> _YOUR TASK_
Quote the records beneath, complete and exact. Leave out images.

(Dataset entries)
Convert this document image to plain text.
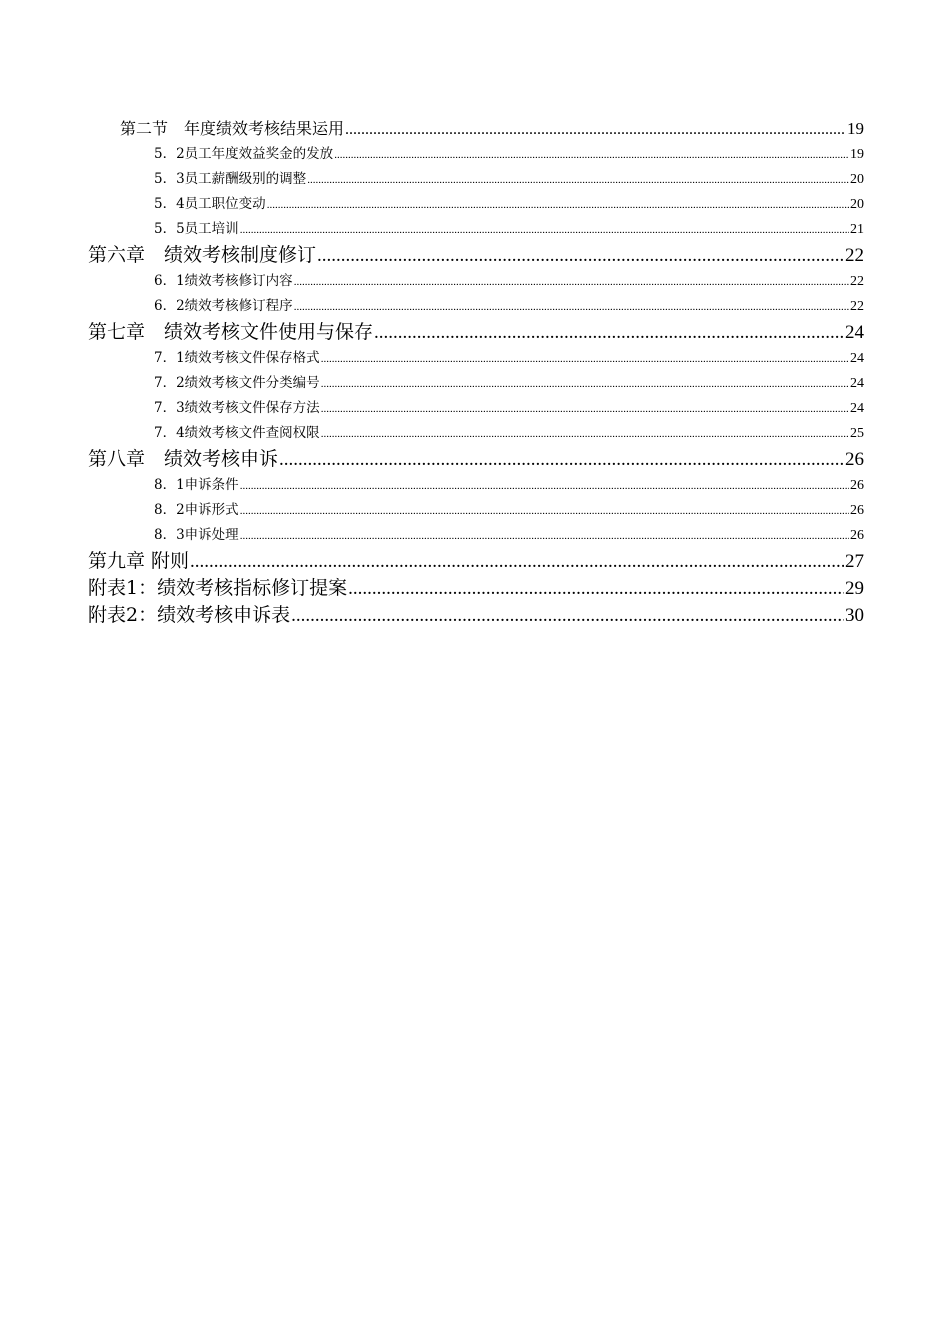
第二节　年度绩效考核结果运用 .....	19
5．2员工年度效益奖金的发放 .....	19
5．3员工薪酬级别的调整 .....	20
5．4员工职位变动 .....	20
5．5员工培训 .....	21
第六章　绩效考核制度修订 .....	22
6．1绩效考核修订内容 .....	22
6．2绩效考核修订程序 .....	22
第七章　绩效考核文件使用与保存 .....	24
7．1绩效考核文件保存格式 .....	24
7．2绩效考核文件分类编号 .....	24
7．3绩效考核文件保存方法 .....	24
7．4绩效考核文件查阅权限 .....	25
第八章　绩效考核申诉 .....	26
8．1申诉条件 .....	26
8．2申诉形式 .....	26
8．3申诉处理 .....	26
第九章 附则 .....	27
附表1：绩效考核指标修订提案 .....	29
附表2：绩效考核申诉表 .....	30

> _RESPONSE_
Convert this document image to plain text.
第二节　年度绩效考核结果运用 .....	19
5．2员工年度效益奖金的发放 .....	19
5．3员工薪酬级别的调整 .....	20
5．4员工职位变动 .....	20
5．5员工培训 .....	21
第六章　绩效考核制度修订 .....	22
6．1绩效考核修订内容 .....	22
6．2绩效考核修订程序 .....	22
第七章　绩效考核文件使用与保存 .....	24
7．1绩效考核文件保存格式 .....	24
7．2绩效考核文件分类编号 .....	24
7．3绩效考核文件保存方法 .....	24
7．4绩效考核文件查阅权限 .....	25
第八章　绩效考核申诉 .....	26
8．1申诉条件 .....	26
8．2申诉形式 .....	26
8．3申诉处理 .....	26
第九章 附则 .....	27
附表1：绩效考核指标修订提案 .....	29
附表2：绩效考核申诉表 .....	30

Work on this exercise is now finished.